Written task:
Wherever "educativo" appears in a line, list that line.

Data excerpts:
▬▬▬▬▬▬▬▬▬▬

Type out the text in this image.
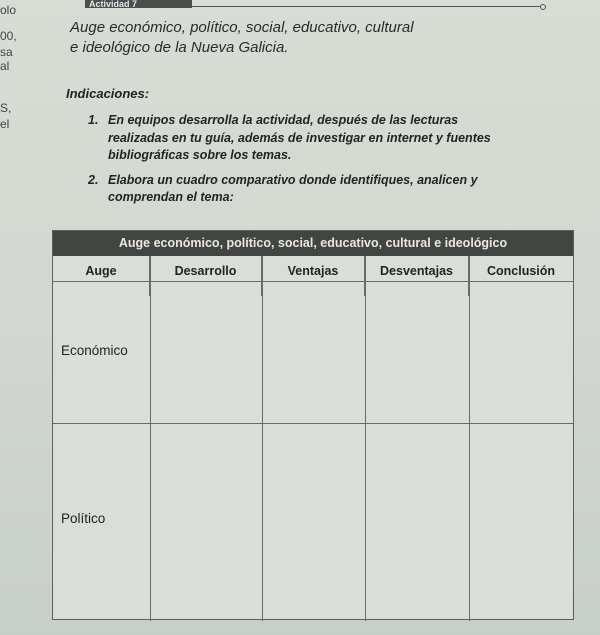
olo
00,
sa
al
S,
el
Actividad 7
Auge económico, político, social, educativo, cultural
e ideológico de la Nueva Galicia.
Indicaciones:
1. En equipos desarrolla la actividad, después de las lecturas
realizadas en tu guía, además de investigar en internet y fuentes
bibliográficas sobre los temas.
2. Elabora un cuadro comparativo donde identifiques, analicen y
comprendan el tema:
Auge económico, político, social, educativo, cultural e ideológico
Auge	Desarrollo	Ventajas	Desventajas	Conclusión
Económico
Político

▬▬▬▬▬▬▬▬▬▬

The result:
Auge económico, político, social, educativo, cultural
Auge económico, político, social, educativo, cultural e ideológico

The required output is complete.